*YOUR OBJECTIVE*
Pick out each line with the word "JSON" from the material that follows.

Stored data entries
>> Begin

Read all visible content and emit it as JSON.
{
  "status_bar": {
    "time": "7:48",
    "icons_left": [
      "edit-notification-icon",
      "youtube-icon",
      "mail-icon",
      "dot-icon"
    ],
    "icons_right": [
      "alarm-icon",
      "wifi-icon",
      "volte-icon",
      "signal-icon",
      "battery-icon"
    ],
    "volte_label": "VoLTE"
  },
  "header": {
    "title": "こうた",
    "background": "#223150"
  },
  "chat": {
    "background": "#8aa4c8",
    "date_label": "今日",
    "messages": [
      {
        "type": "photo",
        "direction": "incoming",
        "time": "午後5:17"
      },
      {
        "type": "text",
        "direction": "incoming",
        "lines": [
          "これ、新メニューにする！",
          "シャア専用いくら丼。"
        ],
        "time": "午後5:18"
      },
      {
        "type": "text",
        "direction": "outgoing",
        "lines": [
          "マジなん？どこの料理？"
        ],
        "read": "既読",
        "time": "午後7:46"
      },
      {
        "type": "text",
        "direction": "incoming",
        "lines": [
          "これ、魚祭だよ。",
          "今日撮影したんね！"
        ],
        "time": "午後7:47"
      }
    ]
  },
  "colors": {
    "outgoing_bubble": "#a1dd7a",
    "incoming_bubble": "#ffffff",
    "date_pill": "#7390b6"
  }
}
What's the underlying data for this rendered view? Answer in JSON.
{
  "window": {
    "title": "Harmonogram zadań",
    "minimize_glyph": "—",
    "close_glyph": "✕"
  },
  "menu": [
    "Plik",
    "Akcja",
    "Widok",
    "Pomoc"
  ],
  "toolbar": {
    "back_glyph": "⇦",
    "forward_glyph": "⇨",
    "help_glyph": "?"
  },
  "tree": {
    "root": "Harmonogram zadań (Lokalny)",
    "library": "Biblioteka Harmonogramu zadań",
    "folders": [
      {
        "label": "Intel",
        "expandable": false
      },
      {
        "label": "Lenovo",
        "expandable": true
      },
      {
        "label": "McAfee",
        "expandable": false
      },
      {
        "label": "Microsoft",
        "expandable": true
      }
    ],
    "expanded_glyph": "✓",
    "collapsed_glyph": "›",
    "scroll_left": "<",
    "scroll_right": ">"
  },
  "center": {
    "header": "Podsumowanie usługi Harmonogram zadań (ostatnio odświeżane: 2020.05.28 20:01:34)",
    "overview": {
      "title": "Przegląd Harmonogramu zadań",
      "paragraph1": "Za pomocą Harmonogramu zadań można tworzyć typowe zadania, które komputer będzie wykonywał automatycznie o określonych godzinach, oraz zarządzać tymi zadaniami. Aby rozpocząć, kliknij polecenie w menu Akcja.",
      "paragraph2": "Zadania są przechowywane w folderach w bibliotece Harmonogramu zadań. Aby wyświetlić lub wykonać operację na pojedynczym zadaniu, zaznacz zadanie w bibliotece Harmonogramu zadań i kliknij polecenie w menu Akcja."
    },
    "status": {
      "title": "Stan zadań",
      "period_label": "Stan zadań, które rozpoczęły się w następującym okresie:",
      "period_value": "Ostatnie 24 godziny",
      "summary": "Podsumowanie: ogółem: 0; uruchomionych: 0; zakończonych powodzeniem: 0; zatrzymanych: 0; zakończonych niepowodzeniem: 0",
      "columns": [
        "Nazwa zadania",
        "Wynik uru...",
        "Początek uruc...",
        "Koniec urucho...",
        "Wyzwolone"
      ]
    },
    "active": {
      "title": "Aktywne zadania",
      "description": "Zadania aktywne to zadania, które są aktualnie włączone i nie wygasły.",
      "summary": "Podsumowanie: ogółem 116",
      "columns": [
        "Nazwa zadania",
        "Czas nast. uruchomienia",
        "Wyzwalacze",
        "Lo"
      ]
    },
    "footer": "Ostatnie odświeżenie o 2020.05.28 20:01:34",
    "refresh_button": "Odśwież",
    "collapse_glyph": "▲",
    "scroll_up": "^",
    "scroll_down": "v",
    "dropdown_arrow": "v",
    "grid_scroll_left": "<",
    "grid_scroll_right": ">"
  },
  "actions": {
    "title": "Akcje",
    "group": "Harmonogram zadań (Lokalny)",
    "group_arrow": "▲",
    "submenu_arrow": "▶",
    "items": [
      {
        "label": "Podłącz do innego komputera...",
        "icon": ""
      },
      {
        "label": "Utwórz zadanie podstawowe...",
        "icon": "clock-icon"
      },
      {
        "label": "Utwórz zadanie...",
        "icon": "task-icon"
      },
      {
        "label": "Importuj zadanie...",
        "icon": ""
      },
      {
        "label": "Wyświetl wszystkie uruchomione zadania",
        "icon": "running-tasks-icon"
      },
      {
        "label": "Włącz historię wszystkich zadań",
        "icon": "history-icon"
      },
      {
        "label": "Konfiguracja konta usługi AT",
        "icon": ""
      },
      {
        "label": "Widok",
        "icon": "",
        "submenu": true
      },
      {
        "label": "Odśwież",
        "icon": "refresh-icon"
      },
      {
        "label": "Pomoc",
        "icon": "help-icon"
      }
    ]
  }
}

>> End

*OUTPUT OF THE TASK*
Read all visible content and emit it as JSON.
What's the underlying data for this rendered view? Answer in JSON.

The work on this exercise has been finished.